◆ **Aim of the task**:
Set the listing down again in full, word for word, with the pictures left out.

◆ **The data**:
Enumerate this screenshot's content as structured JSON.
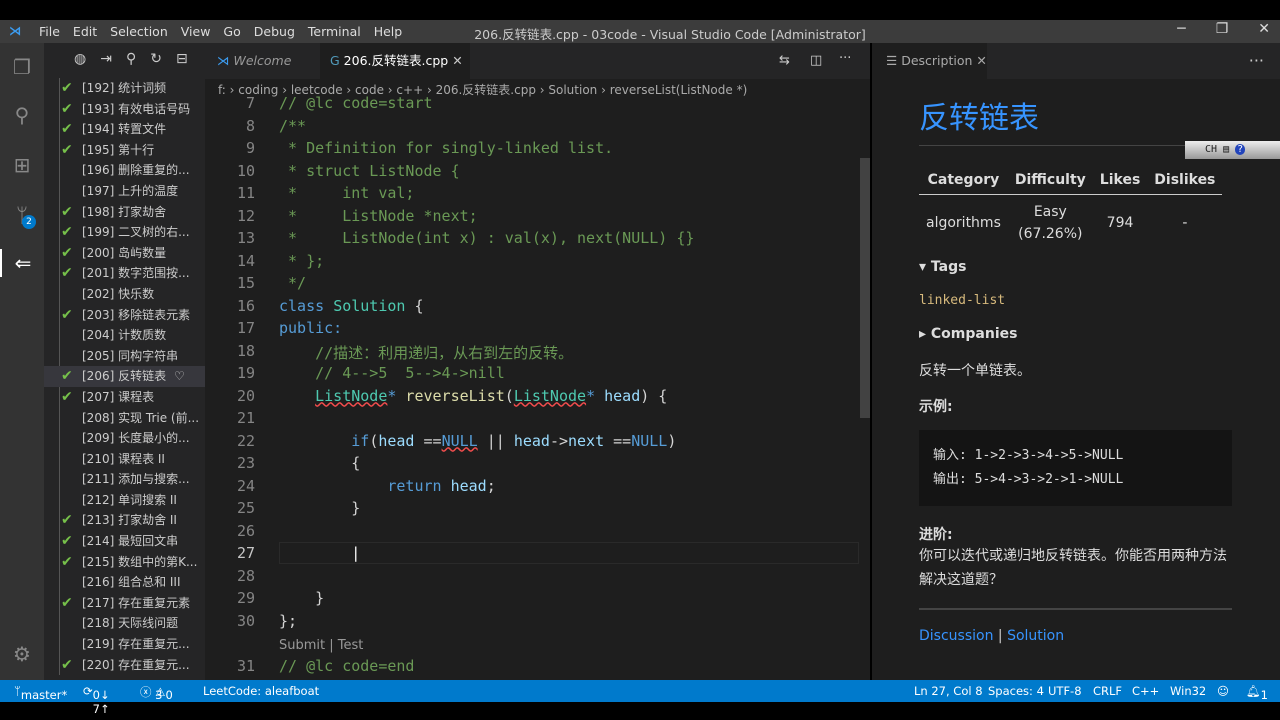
{
  "window": {
    "title": "206.反转链表.cpp - 03code - Visual Studio Code [Administrator]",
    "menu": [
      "File",
      "Edit",
      "Selection",
      "View",
      "Go",
      "Debug",
      "Terminal",
      "Help"
    ]
  },
  "activity": {
    "scm_badge": "2"
  },
  "sidebar": {
    "items": [
      {
        "label": "[192] 统计词频",
        "solved": true
      },
      {
        "label": "[193] 有效电话号码",
        "solved": true
      },
      {
        "label": "[194] 转置文件",
        "solved": true
      },
      {
        "label": "[195] 第十行",
        "solved": true
      },
      {
        "label": "[196] 删除重复的...",
        "solved": false
      },
      {
        "label": "[197] 上升的温度",
        "solved": false
      },
      {
        "label": "[198] 打家劫舍",
        "solved": true
      },
      {
        "label": "[199] 二叉树的右...",
        "solved": true
      },
      {
        "label": "[200] 岛屿数量",
        "solved": true
      },
      {
        "label": "[201] 数字范围按...",
        "solved": true
      },
      {
        "label": "[202] 快乐数",
        "solved": false
      },
      {
        "label": "[203] 移除链表元素",
        "solved": true
      },
      {
        "label": "[204] 计数质数",
        "solved": false
      },
      {
        "label": "[205] 同构字符串",
        "solved": false
      },
      {
        "label": "[206] 反转链表",
        "solved": true,
        "selected": true
      },
      {
        "label": "[207] 课程表",
        "solved": true
      },
      {
        "label": "[208] 实现 Trie (前...",
        "solved": false
      },
      {
        "label": "[209] 长度最小的...",
        "solved": false
      },
      {
        "label": "[210] 课程表 II",
        "solved": false
      },
      {
        "label": "[211] 添加与搜索...",
        "solved": false
      },
      {
        "label": "[212] 单词搜索 II",
        "solved": false
      },
      {
        "label": "[213] 打家劫舍 II",
        "solved": true
      },
      {
        "label": "[214] 最短回文串",
        "solved": true
      },
      {
        "label": "[215] 数组中的第K...",
        "solved": true
      },
      {
        "label": "[216] 组合总和 III",
        "solved": false
      },
      {
        "label": "[217] 存在重复元素",
        "solved": true
      },
      {
        "label": "[218] 天际线问题",
        "solved": false
      },
      {
        "label": "[219] 存在重复元...",
        "solved": false
      },
      {
        "label": "[220] 存在重复元...",
        "solved": true
      }
    ]
  },
  "editor": {
    "tabs": [
      {
        "label": "Welcome"
      },
      {
        "label": "206.反转链表.cpp"
      }
    ],
    "breadcrumb": [
      "f:",
      "coding",
      "leetcode",
      "code",
      "c++",
      "206.反转链表.cpp",
      "Solution",
      "reverseList(ListNode *)"
    ],
    "codelens": "Submit | Test",
    "lines": [
      {
        "n": "7",
        "tokens": [
          [
            "// @lc code=start",
            "c"
          ]
        ]
      },
      {
        "n": "8",
        "tokens": [
          [
            "/**",
            "c"
          ]
        ]
      },
      {
        "n": "9",
        "tokens": [
          [
            " * Definition for singly-linked list.",
            "c"
          ]
        ]
      },
      {
        "n": "10",
        "tokens": [
          [
            " * struct ListNode {",
            "c"
          ]
        ]
      },
      {
        "n": "11",
        "tokens": [
          [
            " *     int val;",
            "c"
          ]
        ]
      },
      {
        "n": "12",
        "tokens": [
          [
            " *     ListNode *next;",
            "c"
          ]
        ]
      },
      {
        "n": "13",
        "tokens": [
          [
            " *     ListNode(int x) : val(x), next(NULL) {}",
            "c"
          ]
        ]
      },
      {
        "n": "14",
        "tokens": [
          [
            " * };",
            "c"
          ]
        ]
      },
      {
        "n": "15",
        "tokens": [
          [
            " */",
            "c"
          ]
        ]
      },
      {
        "n": "16",
        "tokens": [
          [
            "class ",
            "k"
          ],
          [
            "Solution",
            "t"
          ],
          [
            " {",
            "p"
          ]
        ]
      },
      {
        "n": "17",
        "tokens": [
          [
            "public:",
            "k"
          ]
        ]
      },
      {
        "n": "18",
        "tokens": [
          [
            "    //描述：利用递归，从右到左的反转。",
            "c"
          ]
        ]
      },
      {
        "n": "19",
        "tokens": [
          [
            "    // 4-->5  5-->4->nill",
            "c"
          ]
        ]
      },
      {
        "n": "20",
        "tokens": [
          [
            "    ",
            "p"
          ],
          [
            "ListNode",
            "t sq"
          ],
          [
            "*",
            "k"
          ],
          [
            " reverseList",
            "f"
          ],
          [
            "(",
            "p"
          ],
          [
            "ListNode",
            "t sq"
          ],
          [
            "*",
            "k"
          ],
          [
            " head",
            "v"
          ],
          [
            ") {",
            "p"
          ]
        ]
      },
      {
        "n": "21",
        "tokens": []
      },
      {
        "n": "22",
        "tokens": [
          [
            "        if",
            "k"
          ],
          [
            "(",
            "p"
          ],
          [
            "head",
            "v"
          ],
          [
            " ==",
            "p"
          ],
          [
            "NULL",
            "k sq"
          ],
          [
            " || ",
            "p"
          ],
          [
            "head",
            "v"
          ],
          [
            "->",
            "p"
          ],
          [
            "next",
            "v"
          ],
          [
            " ==",
            "p"
          ],
          [
            "NULL",
            "k"
          ],
          [
            ")",
            "p"
          ]
        ]
      },
      {
        "n": "23",
        "tokens": [
          [
            "        {",
            "p"
          ]
        ]
      },
      {
        "n": "24",
        "tokens": [
          [
            "            return",
            "k"
          ],
          [
            " head",
            "v"
          ],
          [
            ";",
            "p"
          ]
        ]
      },
      {
        "n": "25",
        "tokens": [
          [
            "        }",
            "p"
          ]
        ]
      },
      {
        "n": "26",
        "tokens": []
      },
      {
        "n": "27",
        "tokens": [
          [
            "        ",
            "p"
          ]
        ]
      },
      {
        "n": "28",
        "tokens": []
      },
      {
        "n": "29",
        "tokens": [
          [
            "    }",
            "p"
          ]
        ]
      },
      {
        "n": "30",
        "tokens": [
          [
            "};",
            "p"
          ]
        ]
      },
      {
        "n": "31",
        "tokens": [
          [
            "// @lc code=end",
            "c"
          ]
        ]
      }
    ]
  },
  "panel": {
    "tab": "Description",
    "title": "反转链表",
    "headers": [
      "Category",
      "Difficulty",
      "Likes",
      "Dislikes"
    ],
    "row": {
      "category": "algorithms",
      "difficulty": "Easy",
      "rate": "(67.26%)",
      "likes": "794",
      "dislikes": "-"
    },
    "tags_label": "Tags",
    "tag": "linked-list",
    "companies_label": "Companies",
    "summary": "反转一个单链表。",
    "example_label": "示例:",
    "example": [
      "输入: 1->2->3->4->5->NULL",
      "输出: 5->4->3->2->1->NULL"
    ],
    "advanced_label": "进阶:",
    "advanced": "你可以迭代或递归地反转链表。你能否用两种方法解决这道题？",
    "discussion": "Discussion",
    "solution": "Solution",
    "sep": "|",
    "ime": "CH"
  },
  "status": {
    "branch": "master*",
    "sync": "0↓ 7↑",
    "errors": "3",
    "warnings": "0",
    "leetcode": "LeetCode: aleafboat",
    "position": "Ln 27, Col 8",
    "spaces": "Spaces: 4",
    "encoding": "UTF-8",
    "eol": "CRLF",
    "lang": "C++",
    "platform": "Win32",
    "bell": "1"
  },
  "colors": {
    "accent": "#007acc",
    "link": "#3794ff",
    "check": "#76c04a"
  }
}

◆ **Response**:
Enumerate this screenshot's content as structured JSON.
{
  "window": {
    "title": "206.反转链表.cpp - 03code - Visual Studio Code [Administrator]",
    "menu": [
      "File",
      "Edit",
      "Selection",
      "View",
      "Go",
      "Debug",
      "Terminal",
      "Help"
    ]
  },
  "activity": {
    "scm_badge": "2"
  },
  "sidebar": {
    "items": [
      {
        "label": "[192] 统计词频",
        "solved": true
      },
      {
        "label": "[193] 有效电话号码",
        "solved": true
      },
      {
        "label": "[194] 转置文件",
        "solved": true
      },
      {
        "label": "[195] 第十行",
        "solved": true
      },
      {
        "label": "[196] 删除重复的...",
        "solved": false
      },
      {
        "label": "[197] 上升的温度",
        "solved": false
      },
      {
        "label": "[198] 打家劫舍",
        "solved": true
      },
      {
        "label": "[199] 二叉树的右...",
        "solved": true
      },
      {
        "label": "[200] 岛屿数量",
        "solved": true
      },
      {
        "label": "[201] 数字范围按...",
        "solved": true
      },
      {
        "label": "[202] 快乐数",
        "solved": false
      },
      {
        "label": "[203] 移除链表元素",
        "solved": true
      },
      {
        "label": "[204] 计数质数",
        "solved": false
      },
      {
        "label": "[205] 同构字符串",
        "solved": false
      },
      {
        "label": "[206] 反转链表",
        "solved": true,
        "selected": true
      },
      {
        "label": "[207] 课程表",
        "solved": true
      },
      {
        "label": "[208] 实现 Trie (前...",
        "solved": false
      },
      {
        "label": "[209] 长度最小的...",
        "solved": false
      },
      {
        "label": "[210] 课程表 II",
        "solved": false
      },
      {
        "label": "[211] 添加与搜索...",
        "solved": false
      },
      {
        "label": "[212] 单词搜索 II",
        "solved": false
      },
      {
        "label": "[213] 打家劫舍 II",
        "solved": true
      },
      {
        "label": "[214] 最短回文串",
        "solved": true
      },
      {
        "label": "[215] 数组中的第K...",
        "solved": true
      },
      {
        "label": "[216] 组合总和 III",
        "solved": false
      },
      {
        "label": "[217] 存在重复元素",
        "solved": true
      },
      {
        "label": "[218] 天际线问题",
        "solved": false
      },
      {
        "label": "[219] 存在重复元...",
        "solved": false
      },
      {
        "label": "[220] 存在重复元...",
        "solved": true
      }
    ]
  },
  "editor": {
    "tabs": [
      {
        "label": "Welcome"
      },
      {
        "label": "206.反转链表.cpp"
      }
    ],
    "breadcrumb": [
      "f:",
      "coding",
      "leetcode",
      "code",
      "c++",
      "206.反转链表.cpp",
      "Solution",
      "reverseList(ListNode *)"
    ],
    "codelens": "Submit | Test",
    "lines": [
      {
        "n": "7",
        "tokens": [
          [
            "// @lc code=start",
            "c"
          ]
        ]
      },
      {
        "n": "8",
        "tokens": [
          [
            "/**",
            "c"
          ]
        ]
      },
      {
        "n": "9",
        "tokens": [
          [
            " * Definition for singly-linked list.",
            "c"
          ]
        ]
      },
      {
        "n": "10",
        "tokens": [
          [
            " * struct ListNode {",
            "c"
          ]
        ]
      },
      {
        "n": "11",
        "tokens": [
          [
            " *     int val;",
            "c"
          ]
        ]
      },
      {
        "n": "12",
        "tokens": [
          [
            " *     ListNode *next;",
            "c"
          ]
        ]
      },
      {
        "n": "13",
        "tokens": [
          [
            " *     ListNode(int x) : val(x), next(NULL) {}",
            "c"
          ]
        ]
      },
      {
        "n": "14",
        "tokens": [
          [
            " * };",
            "c"
          ]
        ]
      },
      {
        "n": "15",
        "tokens": [
          [
            " */",
            "c"
          ]
        ]
      },
      {
        "n": "16",
        "tokens": [
          [
            "class ",
            "k"
          ],
          [
            "Solution",
            "t"
          ],
          [
            " {",
            "p"
          ]
        ]
      },
      {
        "n": "17",
        "tokens": [
          [
            "public:",
            "k"
          ]
        ]
      },
      {
        "n": "18",
        "tokens": [
          [
            "    //描述：利用递归，从右到左的反转。",
            "c"
          ]
        ]
      },
      {
        "n": "19",
        "tokens": [
          [
            "    // 4-->5  5-->4->nill",
            "c"
          ]
        ]
      },
      {
        "n": "20",
        "tokens": [
          [
            "    ",
            "p"
          ],
          [
            "ListNode",
            "t sq"
          ],
          [
            "*",
            "k"
          ],
          [
            " reverseList",
            "f"
          ],
          [
            "(",
            "p"
          ],
          [
            "ListNode",
            "t sq"
          ],
          [
            "*",
            "k"
          ],
          [
            " head",
            "v"
          ],
          [
            ") {",
            "p"
          ]
        ]
      },
      {
        "n": "21",
        "tokens": []
      },
      {
        "n": "22",
        "tokens": [
          [
            "        if",
            "k"
          ],
          [
            "(",
            "p"
          ],
          [
            "head",
            "v"
          ],
          [
            " ==",
            "p"
          ],
          [
            "NULL",
            "k sq"
          ],
          [
            " || ",
            "p"
          ],
          [
            "head",
            "v"
          ],
          [
            "->",
            "p"
          ],
          [
            "next",
            "v"
          ],
          [
            " ==",
            "p"
          ],
          [
            "NULL",
            "k"
          ],
          [
            ")",
            "p"
          ]
        ]
      },
      {
        "n": "23",
        "tokens": [
          [
            "        {",
            "p"
          ]
        ]
      },
      {
        "n": "24",
        "tokens": [
          [
            "            return",
            "k"
          ],
          [
            " head",
            "v"
          ],
          [
            ";",
            "p"
          ]
        ]
      },
      {
        "n": "25",
        "tokens": [
          [
            "        }",
            "p"
          ]
        ]
      },
      {
        "n": "26",
        "tokens": []
      },
      {
        "n": "27",
        "tokens": [
          [
            "        ",
            "p"
          ]
        ]
      },
      {
        "n": "28",
        "tokens": []
      },
      {
        "n": "29",
        "tokens": [
          [
            "    }",
            "p"
          ]
        ]
      },
      {
        "n": "30",
        "tokens": [
          [
            "};",
            "p"
          ]
        ]
      },
      {
        "n": "31",
        "tokens": [
          [
            "// @lc code=end",
            "c"
          ]
        ]
      }
    ]
  },
  "panel": {
    "tab": "Description",
    "title": "反转链表",
    "headers": [
      "Category",
      "Difficulty",
      "Likes",
      "Dislikes"
    ],
    "row": {
      "category": "algorithms",
      "difficulty": "Easy",
      "rate": "(67.26%)",
      "likes": "794",
      "dislikes": "-"
    },
    "tags_label": "Tags",
    "tag": "linked-list",
    "companies_label": "Companies",
    "summary": "反转一个单链表。",
    "example_label": "示例:",
    "example": [
      "输入: 1->2->3->4->5->NULL",
      "输出: 5->4->3->2->1->NULL"
    ],
    "advanced_label": "进阶:",
    "advanced": "你可以迭代或递归地反转链表。你能否用两种方法解决这道题？",
    "discussion": "Discussion",
    "solution": "Solution",
    "sep": "|",
    "ime": "CH"
  },
  "status": {
    "branch": "master*",
    "sync": "0↓ 7↑",
    "errors": "3",
    "warnings": "0",
    "leetcode": "LeetCode: aleafboat",
    "position": "Ln 27, Col 8",
    "spaces": "Spaces: 4",
    "encoding": "UTF-8",
    "eol": "CRLF",
    "lang": "C++",
    "platform": "Win32",
    "bell": "1"
  },
  "colors": {
    "accent": "#007acc",
    "link": "#3794ff",
    "check": "#76c04a"
  }
}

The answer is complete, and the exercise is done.